» **What is being asked**
Extract every record, exactly as written, and ignore the pictures.

________________________________________

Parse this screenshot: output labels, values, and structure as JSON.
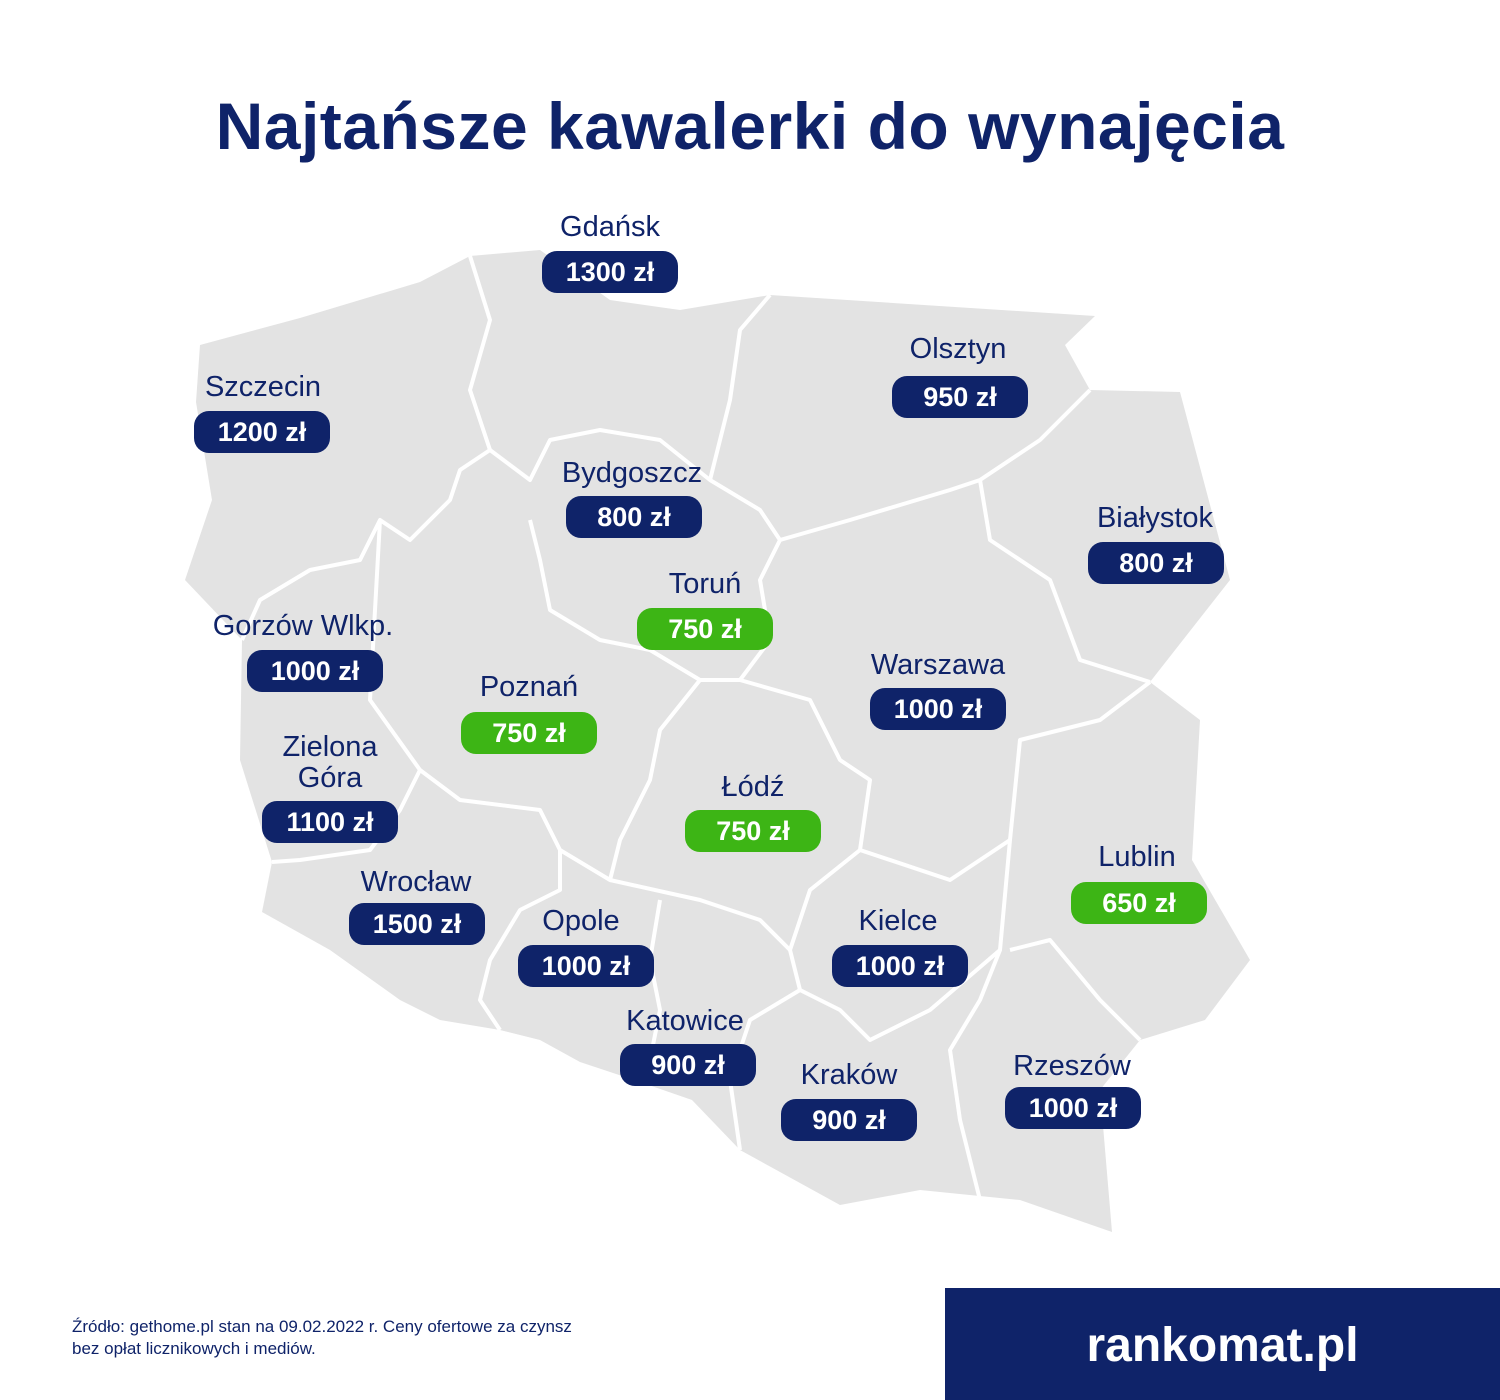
{
  "title": "Najtańsze kawalerki do wynajęcia",
  "cities": [
    {
      "name": "Gdańsk",
      "price": "1300 zł",
      "color": "#0f2369"
    },
    {
      "name": "Olsztyn",
      "price": "950 zł",
      "color": "#0f2369"
    },
    {
      "name": "Szczecin",
      "price": "1200 zł",
      "color": "#0f2369"
    },
    {
      "name": "Bydgoszcz",
      "price": "800 zł",
      "color": "#0f2369"
    },
    {
      "name": "Białystok",
      "price": "800 zł",
      "color": "#0f2369"
    },
    {
      "name": "Toruń",
      "price": "750 zł",
      "color": "#3db515"
    },
    {
      "name": "Gorzów Wlkp.",
      "price": "1000 zł",
      "color": "#0f2369"
    },
    {
      "name": "Warszawa",
      "price": "1000 zł",
      "color": "#0f2369"
    },
    {
      "name": "Poznań",
      "price": "750 zł",
      "color": "#3db515"
    },
    {
      "name": "Zielona Góra",
      "price": "1100 zł",
      "color": "#0f2369"
    },
    {
      "name": "Łódź",
      "price": "750 zł",
      "color": "#3db515"
    },
    {
      "name": "Lublin",
      "price": "650 zł",
      "color": "#3db515"
    },
    {
      "name": "Wrocław",
      "price": "1500 zł",
      "color": "#0f2369"
    },
    {
      "name": "Opole",
      "price": "1000 zł",
      "color": "#0f2369"
    },
    {
      "name": "Kielce",
      "price": "1000 zł",
      "color": "#0f2369"
    },
    {
      "name": "Katowice",
      "price": "900 zł",
      "color": "#0f2369"
    },
    {
      "name": "Kraków",
      "price": "900 zł",
      "color": "#0f2369"
    },
    {
      "name": "Rzeszów",
      "price": "1000 zł",
      "color": "#0f2369"
    }
  ],
  "source": [
    "Źródło: gethome.pl stan na 09.02.2022 r. Ceny ofertowe za czynsz",
    "bez opłat licznikowych i mediów."
  ],
  "logo": "rankomat.pl"
}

________________________________________

» **Task result**
Parse this screenshot: output labels, values, and structure as JSON.
{
  "title": "Najtańsze kawalerki do wynajęcia",
  "cities": [
    {
      "name": "Gdańsk",
      "price": "1300 zł",
      "color": "#0f2369"
    },
    {
      "name": "Olsztyn",
      "price": "950 zł",
      "color": "#0f2369"
    },
    {
      "name": "Szczecin",
      "price": "1200 zł",
      "color": "#0f2369"
    },
    {
      "name": "Bydgoszcz",
      "price": "800 zł",
      "color": "#0f2369"
    },
    {
      "name": "Białystok",
      "price": "800 zł",
      "color": "#0f2369"
    },
    {
      "name": "Toruń",
      "price": "750 zł",
      "color": "#3db515"
    },
    {
      "name": "Gorzów Wlkp.",
      "price": "1000 zł",
      "color": "#0f2369"
    },
    {
      "name": "Warszawa",
      "price": "1000 zł",
      "color": "#0f2369"
    },
    {
      "name": "Poznań",
      "price": "750 zł",
      "color": "#3db515"
    },
    {
      "name": "Zielona Góra",
      "price": "1100 zł",
      "color": "#0f2369"
    },
    {
      "name": "Łódź",
      "price": "750 zł",
      "color": "#3db515"
    },
    {
      "name": "Lublin",
      "price": "650 zł",
      "color": "#3db515"
    },
    {
      "name": "Wrocław",
      "price": "1500 zł",
      "color": "#0f2369"
    },
    {
      "name": "Opole",
      "price": "1000 zł",
      "color": "#0f2369"
    },
    {
      "name": "Kielce",
      "price": "1000 zł",
      "color": "#0f2369"
    },
    {
      "name": "Katowice",
      "price": "900 zł",
      "color": "#0f2369"
    },
    {
      "name": "Kraków",
      "price": "900 zł",
      "color": "#0f2369"
    },
    {
      "name": "Rzeszów",
      "price": "1000 zł",
      "color": "#0f2369"
    }
  ],
  "source": [
    "Źródło: gethome.pl stan na 09.02.2022 r. Ceny ofertowe za czynsz",
    "bez opłat licznikowych i mediów."
  ],
  "logo": "rankomat.pl"
}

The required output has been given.